■ What the exercise asks ■
Give the number of lines in the data that contain "pages", and nothing more.

■ Data excerpts ■
......
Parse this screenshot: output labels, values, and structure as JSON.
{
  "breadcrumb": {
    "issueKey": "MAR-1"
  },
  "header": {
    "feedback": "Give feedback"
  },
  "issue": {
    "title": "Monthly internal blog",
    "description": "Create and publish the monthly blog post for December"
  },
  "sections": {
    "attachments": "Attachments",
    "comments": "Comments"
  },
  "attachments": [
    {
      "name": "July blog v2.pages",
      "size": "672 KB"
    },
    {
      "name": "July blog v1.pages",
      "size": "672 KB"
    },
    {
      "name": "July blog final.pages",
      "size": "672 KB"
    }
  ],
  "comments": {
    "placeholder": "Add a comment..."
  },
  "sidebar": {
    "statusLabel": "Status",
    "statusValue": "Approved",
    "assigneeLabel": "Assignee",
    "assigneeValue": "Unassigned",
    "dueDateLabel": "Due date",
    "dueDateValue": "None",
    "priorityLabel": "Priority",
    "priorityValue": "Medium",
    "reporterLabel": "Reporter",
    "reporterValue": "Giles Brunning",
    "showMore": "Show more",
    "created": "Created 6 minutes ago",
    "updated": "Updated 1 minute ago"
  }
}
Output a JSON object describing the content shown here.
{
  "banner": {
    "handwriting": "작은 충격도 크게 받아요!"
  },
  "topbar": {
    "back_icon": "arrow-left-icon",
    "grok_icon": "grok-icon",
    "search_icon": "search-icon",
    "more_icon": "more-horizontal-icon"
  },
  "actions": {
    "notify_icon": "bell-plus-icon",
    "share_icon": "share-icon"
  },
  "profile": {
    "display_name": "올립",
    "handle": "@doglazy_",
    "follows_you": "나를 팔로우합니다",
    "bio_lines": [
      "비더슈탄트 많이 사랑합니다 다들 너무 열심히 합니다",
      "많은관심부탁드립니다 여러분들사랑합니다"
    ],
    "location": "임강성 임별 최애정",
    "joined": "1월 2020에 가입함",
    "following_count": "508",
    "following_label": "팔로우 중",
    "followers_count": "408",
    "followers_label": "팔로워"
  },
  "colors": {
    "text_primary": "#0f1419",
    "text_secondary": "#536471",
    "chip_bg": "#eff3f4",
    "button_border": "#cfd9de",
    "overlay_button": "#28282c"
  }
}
......
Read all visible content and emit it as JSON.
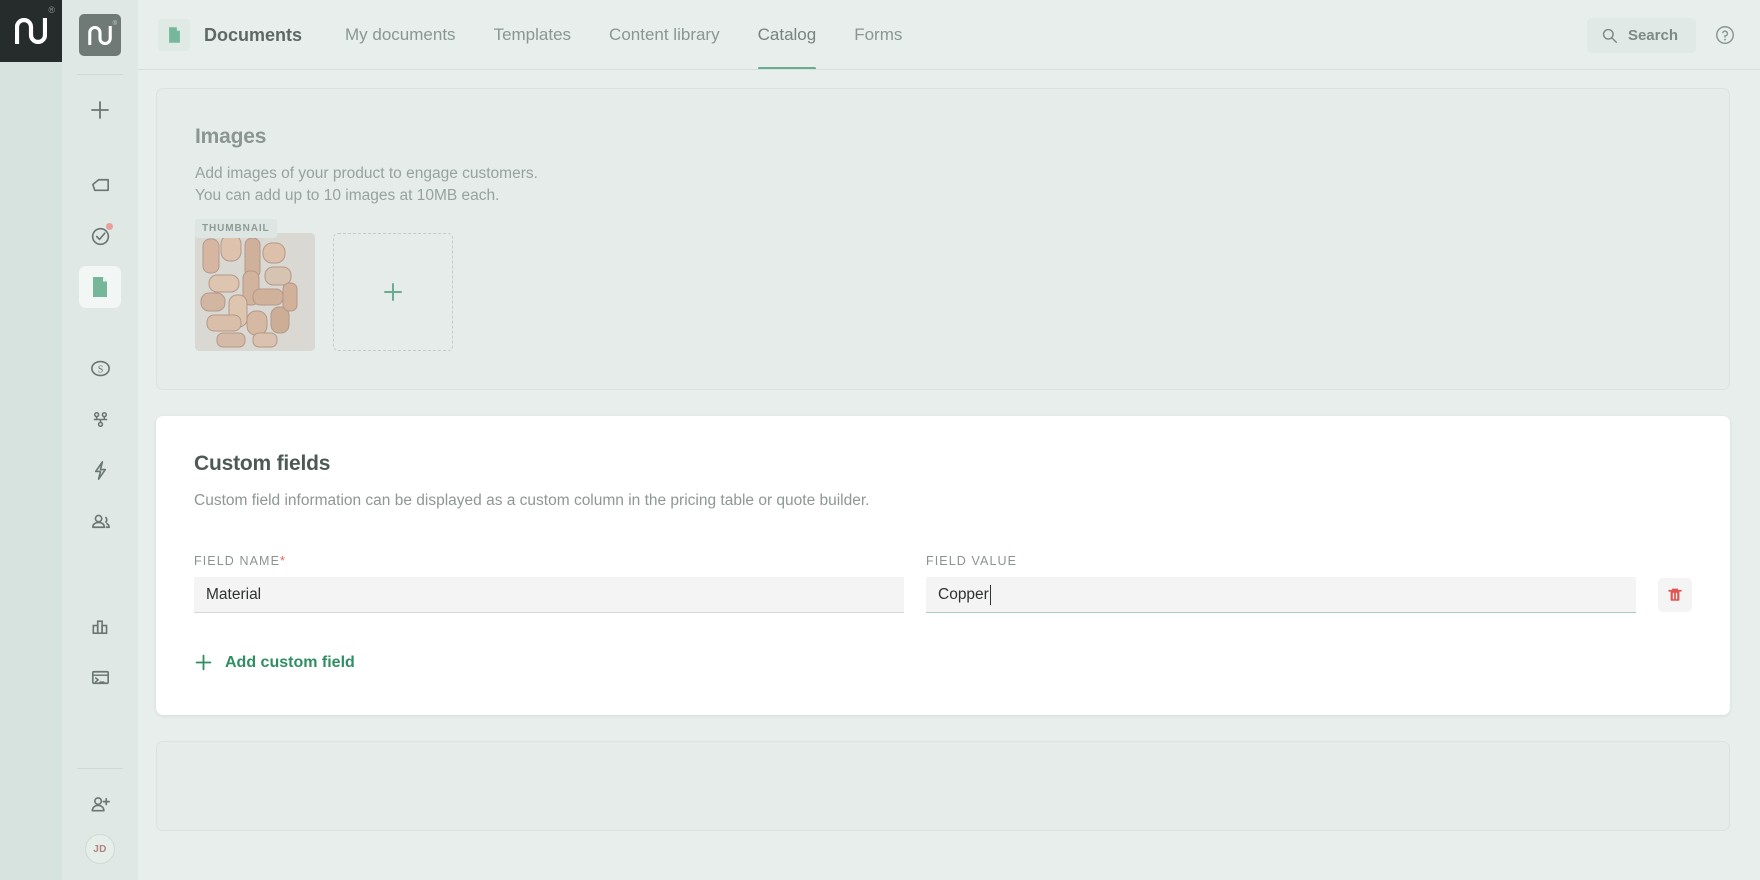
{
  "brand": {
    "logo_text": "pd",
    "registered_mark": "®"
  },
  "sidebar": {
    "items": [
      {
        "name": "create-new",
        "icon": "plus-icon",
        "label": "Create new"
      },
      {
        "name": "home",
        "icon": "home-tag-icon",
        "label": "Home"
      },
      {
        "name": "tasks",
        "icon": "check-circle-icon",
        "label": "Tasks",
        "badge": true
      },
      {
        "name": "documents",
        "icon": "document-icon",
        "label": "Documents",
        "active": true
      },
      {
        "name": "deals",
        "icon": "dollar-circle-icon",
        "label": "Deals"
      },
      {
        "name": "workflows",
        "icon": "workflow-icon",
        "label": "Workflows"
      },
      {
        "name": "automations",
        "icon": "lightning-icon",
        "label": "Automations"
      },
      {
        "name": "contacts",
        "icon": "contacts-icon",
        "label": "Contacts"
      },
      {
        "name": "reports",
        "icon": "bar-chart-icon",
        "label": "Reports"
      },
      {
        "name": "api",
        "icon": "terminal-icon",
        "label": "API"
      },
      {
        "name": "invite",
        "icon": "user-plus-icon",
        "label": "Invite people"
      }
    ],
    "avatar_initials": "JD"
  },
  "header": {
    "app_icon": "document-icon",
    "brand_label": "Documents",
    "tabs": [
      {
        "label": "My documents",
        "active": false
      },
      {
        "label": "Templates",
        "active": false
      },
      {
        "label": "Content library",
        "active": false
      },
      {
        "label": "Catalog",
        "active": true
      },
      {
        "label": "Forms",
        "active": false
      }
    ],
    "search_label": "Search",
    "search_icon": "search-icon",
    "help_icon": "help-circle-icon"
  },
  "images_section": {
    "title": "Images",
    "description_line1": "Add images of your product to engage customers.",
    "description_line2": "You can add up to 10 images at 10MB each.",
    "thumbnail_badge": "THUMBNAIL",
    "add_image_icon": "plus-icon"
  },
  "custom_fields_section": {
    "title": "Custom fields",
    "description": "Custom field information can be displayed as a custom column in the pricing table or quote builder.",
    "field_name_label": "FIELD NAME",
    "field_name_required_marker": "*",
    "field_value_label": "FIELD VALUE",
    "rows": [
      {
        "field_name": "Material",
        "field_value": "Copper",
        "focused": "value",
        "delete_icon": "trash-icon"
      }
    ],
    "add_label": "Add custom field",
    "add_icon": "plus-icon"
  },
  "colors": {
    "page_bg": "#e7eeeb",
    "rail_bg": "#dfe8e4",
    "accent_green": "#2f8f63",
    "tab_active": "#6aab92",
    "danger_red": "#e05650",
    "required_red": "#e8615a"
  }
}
......
■ Response ■
3